Copy every line of the entries below word for word, leaving out the pictures.

'''

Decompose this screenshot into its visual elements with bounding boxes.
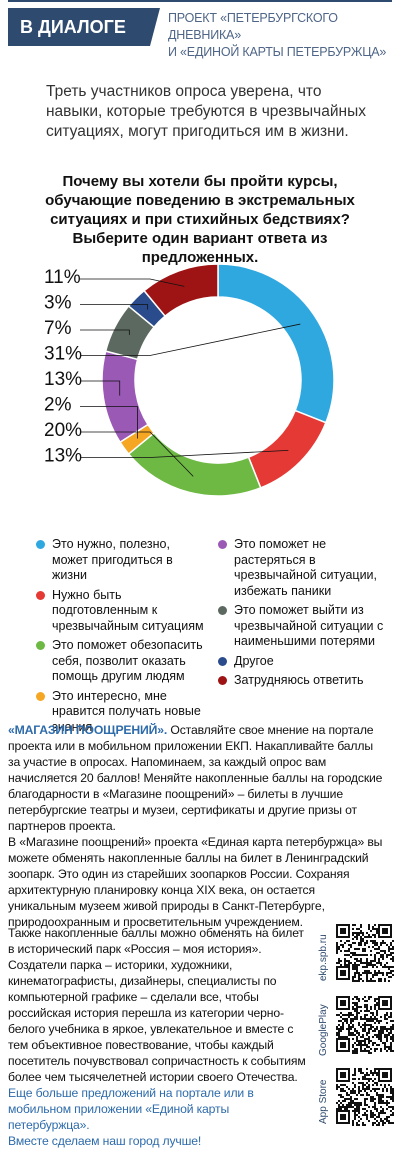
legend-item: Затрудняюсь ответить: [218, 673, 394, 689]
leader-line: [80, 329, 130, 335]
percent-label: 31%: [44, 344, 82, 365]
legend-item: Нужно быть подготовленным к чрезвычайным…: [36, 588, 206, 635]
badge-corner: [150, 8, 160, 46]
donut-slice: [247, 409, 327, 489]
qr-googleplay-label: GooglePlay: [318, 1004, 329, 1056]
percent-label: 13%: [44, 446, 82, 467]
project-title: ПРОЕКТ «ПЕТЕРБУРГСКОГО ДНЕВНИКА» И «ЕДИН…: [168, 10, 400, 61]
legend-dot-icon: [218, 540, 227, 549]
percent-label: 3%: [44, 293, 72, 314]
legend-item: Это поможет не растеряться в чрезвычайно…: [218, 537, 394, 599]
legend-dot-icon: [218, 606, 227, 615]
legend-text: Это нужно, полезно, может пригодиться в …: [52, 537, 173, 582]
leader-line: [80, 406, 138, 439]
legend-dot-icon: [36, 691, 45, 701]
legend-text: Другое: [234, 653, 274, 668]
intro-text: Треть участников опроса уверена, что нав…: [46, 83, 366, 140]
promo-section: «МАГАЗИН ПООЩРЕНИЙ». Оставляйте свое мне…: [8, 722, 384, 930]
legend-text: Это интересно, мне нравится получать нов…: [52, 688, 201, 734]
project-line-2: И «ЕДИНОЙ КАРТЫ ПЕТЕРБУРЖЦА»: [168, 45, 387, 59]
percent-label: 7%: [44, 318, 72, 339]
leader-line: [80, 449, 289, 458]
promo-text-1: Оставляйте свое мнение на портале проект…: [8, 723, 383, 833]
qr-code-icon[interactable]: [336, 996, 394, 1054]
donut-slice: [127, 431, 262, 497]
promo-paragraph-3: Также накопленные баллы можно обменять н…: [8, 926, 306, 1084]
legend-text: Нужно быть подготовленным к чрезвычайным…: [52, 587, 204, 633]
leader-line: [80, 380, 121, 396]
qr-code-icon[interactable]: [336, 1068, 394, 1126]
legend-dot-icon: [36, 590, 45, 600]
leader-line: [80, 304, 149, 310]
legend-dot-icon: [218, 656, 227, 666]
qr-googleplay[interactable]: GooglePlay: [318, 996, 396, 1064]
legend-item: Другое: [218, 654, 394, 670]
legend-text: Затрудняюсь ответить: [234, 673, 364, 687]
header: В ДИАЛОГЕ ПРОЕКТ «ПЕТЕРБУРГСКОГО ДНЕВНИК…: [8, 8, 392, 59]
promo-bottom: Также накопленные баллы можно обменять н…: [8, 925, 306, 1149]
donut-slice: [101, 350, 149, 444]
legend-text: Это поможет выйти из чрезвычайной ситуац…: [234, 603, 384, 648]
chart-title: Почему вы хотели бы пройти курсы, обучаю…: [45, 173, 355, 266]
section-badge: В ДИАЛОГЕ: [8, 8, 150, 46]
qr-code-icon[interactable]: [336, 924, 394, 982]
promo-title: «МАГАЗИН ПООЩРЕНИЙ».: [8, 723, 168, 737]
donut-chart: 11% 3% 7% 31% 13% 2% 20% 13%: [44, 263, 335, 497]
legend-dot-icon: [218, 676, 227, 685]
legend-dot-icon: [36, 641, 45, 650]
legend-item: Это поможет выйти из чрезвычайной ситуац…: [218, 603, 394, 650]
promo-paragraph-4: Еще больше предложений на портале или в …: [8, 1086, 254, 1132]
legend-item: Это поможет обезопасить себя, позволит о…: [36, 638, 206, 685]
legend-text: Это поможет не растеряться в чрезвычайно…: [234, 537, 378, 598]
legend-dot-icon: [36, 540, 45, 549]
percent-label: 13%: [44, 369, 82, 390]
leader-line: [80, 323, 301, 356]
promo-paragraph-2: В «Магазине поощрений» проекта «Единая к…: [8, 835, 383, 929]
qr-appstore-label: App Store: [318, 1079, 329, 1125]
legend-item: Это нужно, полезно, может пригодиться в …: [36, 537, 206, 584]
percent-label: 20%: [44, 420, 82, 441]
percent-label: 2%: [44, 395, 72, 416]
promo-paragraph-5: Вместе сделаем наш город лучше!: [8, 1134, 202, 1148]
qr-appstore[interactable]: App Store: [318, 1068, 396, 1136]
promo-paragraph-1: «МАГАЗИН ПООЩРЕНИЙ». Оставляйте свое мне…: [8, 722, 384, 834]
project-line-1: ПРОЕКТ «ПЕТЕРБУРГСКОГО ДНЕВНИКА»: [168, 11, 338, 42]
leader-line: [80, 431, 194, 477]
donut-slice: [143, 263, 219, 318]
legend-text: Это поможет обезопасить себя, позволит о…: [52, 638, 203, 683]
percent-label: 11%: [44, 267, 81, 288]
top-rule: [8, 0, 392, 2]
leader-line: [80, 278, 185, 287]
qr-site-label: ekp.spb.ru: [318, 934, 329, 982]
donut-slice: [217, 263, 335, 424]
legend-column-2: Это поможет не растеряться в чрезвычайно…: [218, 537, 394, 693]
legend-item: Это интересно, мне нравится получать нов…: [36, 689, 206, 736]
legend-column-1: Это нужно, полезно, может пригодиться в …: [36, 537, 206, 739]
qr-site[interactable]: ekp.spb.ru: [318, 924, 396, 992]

'''

RESPONSE TO THIS EXERCISE:
Decompose this screenshot into its visual elements with bounding boxes.
legend-item: Затрудняюсь ответить: [218, 673, 394, 689]
leader-line: [80, 329, 130, 335]
percent-label: 31%: [44, 344, 82, 365]
legend-item: Нужно быть подготовленным к чрезвычайным…: [36, 588, 206, 635]
badge-corner: [150, 8, 160, 46]
donut-slice: [247, 409, 327, 489]
qr-googleplay-label: GooglePlay: [318, 1004, 329, 1056]
percent-label: 13%: [44, 446, 82, 467]
project-title: ПРОЕКТ «ПЕТЕРБУРГСКОГО ДНЕВНИКА» И «ЕДИН…: [168, 10, 400, 61]
legend-dot-icon: [218, 540, 227, 549]
percent-label: 3%: [44, 293, 72, 314]
legend-item: Это поможет не растеряться в чрезвычайно…: [218, 537, 394, 599]
legend-dot-icon: [218, 606, 227, 615]
legend-text: Это нужно, полезно, может пригодиться в …: [52, 537, 173, 582]
leader-line: [80, 406, 138, 439]
legend-dot-icon: [36, 691, 45, 701]
legend-text: Другое: [234, 653, 274, 668]
intro-text: Треть участников опроса уверена, что нав…: [46, 83, 366, 140]
promo-section: «МАГАЗИН ПООЩРЕНИЙ». Оставляйте свое мне…: [8, 722, 384, 930]
legend-text: Это интересно, мне нравится получать нов…: [52, 688, 201, 734]
project-line-2: И «ЕДИНОЙ КАРТЫ ПЕТЕРБУРЖЦА»: [168, 45, 387, 59]
percent-label: 7%: [44, 318, 72, 339]
leader-line: [80, 449, 289, 458]
promo-text-1: Оставляйте свое мнение на портале проект…: [8, 723, 383, 833]
qr-code-icon[interactable]: [336, 996, 394, 1054]
donut-slice: [127, 431, 262, 497]
promo-paragraph-3: Также накопленные баллы можно обменять н…: [8, 926, 306, 1084]
legend-text: Нужно быть подготовленным к чрезвычайным…: [52, 587, 204, 633]
leader-line: [80, 380, 121, 396]
qr-code-icon[interactable]: [336, 1068, 394, 1126]
legend-dot-icon: [36, 590, 45, 600]
leader-line: [80, 304, 149, 310]
legend-dot-icon: [218, 656, 227, 666]
qr-googleplay[interactable]: GooglePlay: [318, 996, 396, 1064]
legend-item: Другое: [218, 654, 394, 670]
legend-text: Затрудняюсь ответить: [234, 673, 364, 687]
header: В ДИАЛОГЕ ПРОЕКТ «ПЕТЕРБУРГСКОГО ДНЕВНИК…: [8, 8, 392, 59]
promo-bottom: Также накопленные баллы можно обменять н…: [8, 925, 306, 1149]
donut-slice: [101, 350, 149, 444]
legend-text: Это поможет выйти из чрезвычайной ситуац…: [234, 603, 384, 648]
chart-title: Почему вы хотели бы пройти курсы, обучаю…: [45, 173, 355, 266]
section-badge: В ДИАЛОГЕ: [8, 8, 150, 46]
qr-code-icon[interactable]: [336, 924, 394, 982]
promo-title: «МАГАЗИН ПООЩРЕНИЙ».: [8, 723, 168, 737]
donut-chart: 11% 3% 7% 31% 13% 2% 20% 13%: [44, 263, 335, 497]
legend-dot-icon: [218, 676, 227, 685]
legend-dot-icon: [36, 641, 45, 650]
legend-item: Это поможет выйти из чрезвычайной ситуац…: [218, 603, 394, 650]
promo-paragraph-4: Еще больше предложений на портале или в …: [8, 1086, 254, 1132]
legend-item: Это поможет обезопасить себя, позволит о…: [36, 638, 206, 685]
legend-text: Это поможет не растеряться в чрезвычайно…: [234, 537, 378, 598]
legend-dot-icon: [36, 540, 45, 549]
percent-label: 13%: [44, 369, 82, 390]
leader-line: [80, 323, 301, 356]
promo-paragraph-2: В «Магазине поощрений» проекта «Единая к…: [8, 835, 383, 929]
qr-appstore-label: App Store: [318, 1079, 329, 1125]
legend-item: Это нужно, полезно, может пригодиться в …: [36, 537, 206, 584]
percent-label: 20%: [44, 420, 82, 441]
percent-label: 2%: [44, 395, 72, 416]
promo-paragraph-5: Вместе сделаем наш город лучше!: [8, 1134, 202, 1148]
qr-appstore[interactable]: App Store: [318, 1068, 396, 1136]
promo-paragraph-1: «МАГАЗИН ПООЩРЕНИЙ». Оставляйте свое мне…: [8, 722, 384, 834]
project-line-1: ПРОЕКТ «ПЕТЕРБУРГСКОГО ДНЕВНИКА»: [168, 11, 338, 42]
leader-line: [80, 431, 194, 477]
donut-slice: [143, 263, 219, 318]
legend-text: Это поможет обезопасить себя, позволит о…: [52, 638, 203, 683]
percent-label: 11%: [44, 267, 81, 288]
top-rule: [8, 0, 392, 2]
leader-line: [80, 278, 185, 287]
qr-site-label: ekp.spb.ru: [318, 934, 329, 982]
donut-slice: [217, 263, 335, 424]
legend-column-2: Это поможет не растеряться в чрезвычайно…: [218, 537, 394, 693]
legend-item: Это интересно, мне нравится получать нов…: [36, 689, 206, 736]
legend-column-1: Это нужно, полезно, может пригодиться в …: [36, 537, 206, 739]
qr-site[interactable]: ekp.spb.ru: [318, 924, 396, 992]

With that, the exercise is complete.